Can the data below be set down again exactly, line for line?

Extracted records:
* start *

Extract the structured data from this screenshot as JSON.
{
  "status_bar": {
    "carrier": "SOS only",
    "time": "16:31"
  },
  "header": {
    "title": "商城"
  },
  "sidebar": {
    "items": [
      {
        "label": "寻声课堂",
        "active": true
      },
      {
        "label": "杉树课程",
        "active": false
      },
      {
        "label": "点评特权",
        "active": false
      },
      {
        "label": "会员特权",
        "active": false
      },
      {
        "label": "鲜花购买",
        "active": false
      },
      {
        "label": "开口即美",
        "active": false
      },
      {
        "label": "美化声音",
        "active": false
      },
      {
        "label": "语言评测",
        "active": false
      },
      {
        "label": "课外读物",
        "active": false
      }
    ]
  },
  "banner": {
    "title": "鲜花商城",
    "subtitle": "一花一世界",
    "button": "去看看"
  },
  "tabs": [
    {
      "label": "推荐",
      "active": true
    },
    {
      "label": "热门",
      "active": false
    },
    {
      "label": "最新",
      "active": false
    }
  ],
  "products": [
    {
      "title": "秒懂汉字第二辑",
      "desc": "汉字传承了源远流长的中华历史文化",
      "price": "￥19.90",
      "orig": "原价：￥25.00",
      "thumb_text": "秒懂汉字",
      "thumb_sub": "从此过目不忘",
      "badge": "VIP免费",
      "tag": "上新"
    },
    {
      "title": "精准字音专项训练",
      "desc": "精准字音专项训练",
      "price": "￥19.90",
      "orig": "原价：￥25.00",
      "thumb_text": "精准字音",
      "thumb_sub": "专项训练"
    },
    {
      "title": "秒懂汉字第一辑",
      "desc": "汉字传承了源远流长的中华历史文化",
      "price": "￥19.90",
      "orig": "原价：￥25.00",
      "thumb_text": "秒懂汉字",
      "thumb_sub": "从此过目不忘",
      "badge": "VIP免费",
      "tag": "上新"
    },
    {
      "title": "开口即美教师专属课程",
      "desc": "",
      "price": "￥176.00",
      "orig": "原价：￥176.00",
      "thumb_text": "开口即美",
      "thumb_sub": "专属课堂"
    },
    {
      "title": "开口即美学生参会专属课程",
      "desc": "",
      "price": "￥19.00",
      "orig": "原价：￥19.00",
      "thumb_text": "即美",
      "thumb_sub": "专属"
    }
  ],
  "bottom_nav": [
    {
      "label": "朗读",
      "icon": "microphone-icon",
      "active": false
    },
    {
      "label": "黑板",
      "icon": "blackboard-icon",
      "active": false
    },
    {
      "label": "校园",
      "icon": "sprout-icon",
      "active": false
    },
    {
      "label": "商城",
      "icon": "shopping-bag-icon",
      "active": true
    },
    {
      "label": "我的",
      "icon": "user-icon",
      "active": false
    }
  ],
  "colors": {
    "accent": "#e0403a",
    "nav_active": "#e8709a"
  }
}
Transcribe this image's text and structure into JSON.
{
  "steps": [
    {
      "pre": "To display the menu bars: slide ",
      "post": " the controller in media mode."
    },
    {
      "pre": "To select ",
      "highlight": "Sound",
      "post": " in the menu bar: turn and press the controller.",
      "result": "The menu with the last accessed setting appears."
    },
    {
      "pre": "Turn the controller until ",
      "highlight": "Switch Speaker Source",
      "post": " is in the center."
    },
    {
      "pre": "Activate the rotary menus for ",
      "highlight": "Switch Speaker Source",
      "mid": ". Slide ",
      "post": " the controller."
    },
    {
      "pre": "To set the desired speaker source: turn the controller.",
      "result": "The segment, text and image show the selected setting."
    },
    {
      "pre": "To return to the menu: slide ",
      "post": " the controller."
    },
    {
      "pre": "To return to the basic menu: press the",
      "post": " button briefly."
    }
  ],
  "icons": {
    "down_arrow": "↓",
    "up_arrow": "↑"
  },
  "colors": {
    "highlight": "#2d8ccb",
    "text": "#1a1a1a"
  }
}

* end *

» THE REPLY
Extract the structured data from this screenshot as JSON.
{
  "status_bar": {
    "carrier": "SOS only",
    "time": "16:31"
  },
  "header": {
    "title": "商城"
  },
  "sidebar": {
    "items": [
      {
        "label": "寻声课堂",
        "active": true
      },
      {
        "label": "杉树课程",
        "active": false
      },
      {
        "label": "点评特权",
        "active": false
      },
      {
        "label": "会员特权",
        "active": false
      },
      {
        "label": "鲜花购买",
        "active": false
      },
      {
        "label": "开口即美",
        "active": false
      },
      {
        "label": "美化声音",
        "active": false
      },
      {
        "label": "语言评测",
        "active": false
      },
      {
        "label": "课外读物",
        "active": false
      }
    ]
  },
  "banner": {
    "title": "鲜花商城",
    "subtitle": "一花一世界",
    "button": "去看看"
  },
  "tabs": [
    {
      "label": "推荐",
      "active": true
    },
    {
      "label": "热门",
      "active": false
    },
    {
      "label": "最新",
      "active": false
    }
  ],
  "products": [
    {
      "title": "秒懂汉字第二辑",
      "desc": "汉字传承了源远流长的中华历史文化",
      "price": "￥19.90",
      "orig": "原价：￥25.00",
      "thumb_text": "秒懂汉字",
      "thumb_sub": "从此过目不忘",
      "badge": "VIP免费",
      "tag": "上新"
    },
    {
      "title": "精准字音专项训练",
      "desc": "精准字音专项训练",
      "price": "￥19.90",
      "orig": "原价：￥25.00",
      "thumb_text": "精准字音",
      "thumb_sub": "专项训练"
    },
    {
      "title": "秒懂汉字第一辑",
      "desc": "汉字传承了源远流长的中华历史文化",
      "price": "￥19.90",
      "orig": "原价：￥25.00",
      "thumb_text": "秒懂汉字",
      "thumb_sub": "从此过目不忘",
      "badge": "VIP免费",
      "tag": "上新"
    },
    {
      "title": "开口即美教师专属课程",
      "desc": "",
      "price": "￥176.00",
      "orig": "原价：￥176.00",
      "thumb_text": "开口即美",
      "thumb_sub": "专属课堂"
    },
    {
      "title": "开口即美学生参会专属课程",
      "desc": "",
      "price": "￥19.00",
      "orig": "原价：￥19.00",
      "thumb_text": "即美",
      "thumb_sub": "专属"
    }
  ],
  "bottom_nav": [
    {
      "label": "朗读",
      "icon": "microphone-icon",
      "active": false
    },
    {
      "label": "黑板",
      "icon": "blackboard-icon",
      "active": false
    },
    {
      "label": "校园",
      "icon": "sprout-icon",
      "active": false
    },
    {
      "label": "商城",
      "icon": "shopping-bag-icon",
      "active": true
    },
    {
      "label": "我的",
      "icon": "user-icon",
      "active": false
    }
  ],
  "colors": {
    "accent": "#e0403a",
    "nav_active": "#e8709a"
  }
}
Transcribe this image's text and structure into JSON.
{
  "steps": [
    {
      "pre": "To display the menu bars: slide ",
      "post": " the controller in media mode."
    },
    {
      "pre": "To select ",
      "highlight": "Sound",
      "post": " in the menu bar: turn and press the controller.",
      "result": "The menu with the last accessed setting appears."
    },
    {
      "pre": "Turn the controller until ",
      "highlight": "Switch Speaker Source",
      "post": " is in the center."
    },
    {
      "pre": "Activate the rotary menus for ",
      "highlight": "Switch Speaker Source",
      "mid": ". Slide ",
      "post": " the controller."
    },
    {
      "pre": "To set the desired speaker source: turn the controller.",
      "result": "The segment, text and image show the selected setting."
    },
    {
      "pre": "To return to the menu: slide ",
      "post": " the controller."
    },
    {
      "pre": "To return to the basic menu: press the",
      "post": " button briefly."
    }
  ],
  "icons": {
    "down_arrow": "↓",
    "up_arrow": "↑"
  },
  "colors": {
    "highlight": "#2d8ccb",
    "text": "#1a1a1a"
  }
}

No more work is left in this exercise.